-- Start of Given data --

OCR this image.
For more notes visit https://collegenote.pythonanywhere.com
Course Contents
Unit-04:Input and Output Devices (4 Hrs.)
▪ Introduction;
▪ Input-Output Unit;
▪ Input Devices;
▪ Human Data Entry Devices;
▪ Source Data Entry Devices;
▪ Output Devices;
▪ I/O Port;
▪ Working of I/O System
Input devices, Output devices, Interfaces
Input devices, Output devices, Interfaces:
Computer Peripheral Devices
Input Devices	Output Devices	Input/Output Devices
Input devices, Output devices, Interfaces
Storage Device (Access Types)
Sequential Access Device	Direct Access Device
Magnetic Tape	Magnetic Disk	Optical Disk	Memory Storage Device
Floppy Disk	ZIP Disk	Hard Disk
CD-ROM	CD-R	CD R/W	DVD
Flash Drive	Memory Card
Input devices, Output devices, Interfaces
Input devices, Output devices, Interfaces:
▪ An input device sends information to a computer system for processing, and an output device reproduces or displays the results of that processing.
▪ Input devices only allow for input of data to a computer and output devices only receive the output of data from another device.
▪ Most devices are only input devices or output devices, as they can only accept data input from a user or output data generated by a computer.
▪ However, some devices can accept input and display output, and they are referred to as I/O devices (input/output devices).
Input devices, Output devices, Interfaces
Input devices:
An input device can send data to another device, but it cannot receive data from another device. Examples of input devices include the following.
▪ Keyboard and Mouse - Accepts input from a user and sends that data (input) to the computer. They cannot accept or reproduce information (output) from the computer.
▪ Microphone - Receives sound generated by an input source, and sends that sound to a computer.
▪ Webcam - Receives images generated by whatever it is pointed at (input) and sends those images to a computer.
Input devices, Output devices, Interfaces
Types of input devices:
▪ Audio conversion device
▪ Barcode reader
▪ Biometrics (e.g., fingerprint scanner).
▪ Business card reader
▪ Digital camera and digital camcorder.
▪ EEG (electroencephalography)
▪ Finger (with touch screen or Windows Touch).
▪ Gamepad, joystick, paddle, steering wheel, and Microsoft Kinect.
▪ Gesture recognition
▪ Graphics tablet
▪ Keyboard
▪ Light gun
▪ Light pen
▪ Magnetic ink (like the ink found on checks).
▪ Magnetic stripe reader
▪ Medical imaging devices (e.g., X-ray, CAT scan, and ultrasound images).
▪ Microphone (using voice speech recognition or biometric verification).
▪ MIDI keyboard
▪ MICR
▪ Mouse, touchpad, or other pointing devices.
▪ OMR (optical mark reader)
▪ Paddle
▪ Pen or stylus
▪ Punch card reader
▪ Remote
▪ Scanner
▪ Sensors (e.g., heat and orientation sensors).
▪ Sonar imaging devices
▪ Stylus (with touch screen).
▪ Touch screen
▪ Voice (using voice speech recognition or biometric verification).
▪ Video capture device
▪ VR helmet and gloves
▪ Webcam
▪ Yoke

-- End of Given data --

Exactly as shown, repeat every record.

OCR this image.
For more notes visit https://collegenote.pythonanywhere.com
Course Contents
Unit-04:Input and Output Devices (4 Hrs.)
▪ Introduction;
▪ Input-Output Unit;
▪ Input Devices;
▪ Human Data Entry Devices;
▪ Source Data Entry Devices;
▪ Output Devices;
▪ I/O Port;
▪ Working of I/O System
Input devices, Output devices, Interfaces
Input devices, Output devices, Interfaces:
Computer Peripheral Devices
Input Devices	Output Devices	Input/Output Devices
Input devices, Output devices, Interfaces
Storage Device (Access Types)
Sequential Access Device	Direct Access Device
Magnetic Tape	Magnetic Disk	Optical Disk	Memory Storage Device
Floppy Disk	ZIP Disk	Hard Disk
CD-ROM	CD-R	CD R/W	DVD
Flash Drive	Memory Card
Input devices, Output devices, Interfaces
Input devices, Output devices, Interfaces:
▪ An input device sends information to a computer system for processing, and an output device reproduces or displays the results of that processing.
▪ Input devices only allow for input of data to a computer and output devices only receive the output of data from another device.
▪ Most devices are only input devices or output devices, as they can only accept data input from a user or output data generated by a computer.
▪ However, some devices can accept input and display output, and they are referred to as I/O devices (input/output devices).
Input devices, Output devices, Interfaces
Input devices:
An input device can send data to another device, but it cannot receive data from another device. Examples of input devices include the following.
▪ Keyboard and Mouse - Accepts input from a user and sends that data (input) to the computer. They cannot accept or reproduce information (output) from the computer.
▪ Microphone - Receives sound generated by an input source, and sends that sound to a computer.
▪ Webcam - Receives images generated by whatever it is pointed at (input) and sends those images to a computer.
Input devices, Output devices, Interfaces
Types of input devices:
▪ Audio conversion device
▪ Barcode reader
▪ Biometrics (e.g., fingerprint scanner).
▪ Business card reader
▪ Digital camera and digital camcorder.
▪ EEG (electroencephalography)
▪ Finger (with touch screen or Windows Touch).
▪ Gamepad, joystick, paddle, steering wheel, and Microsoft Kinect.
▪ Gesture recognition
▪ Graphics tablet
▪ Keyboard
▪ Light gun
▪ Light pen
▪ Magnetic ink (like the ink found on checks).
▪ Magnetic stripe reader
▪ Medical imaging devices (e.g., X-ray, CAT scan, and ultrasound images).
▪ Microphone (using voice speech recognition or biometric verification).
▪ MIDI keyboard
▪ MICR
▪ Mouse, touchpad, or other pointing devices.
▪ OMR (optical mark reader)
▪ Paddle
▪ Pen or stylus
▪ Punch card reader
▪ Remote
▪ Scanner
▪ Sensors (e.g., heat and orientation sensors).
▪ Sonar imaging devices
▪ Stylus (with touch screen).
▪ Touch screen
▪ Voice (using voice speech recognition or biometric verification).
▪ Video capture device
▪ VR helmet and gloves
▪ Webcam
▪ Yoke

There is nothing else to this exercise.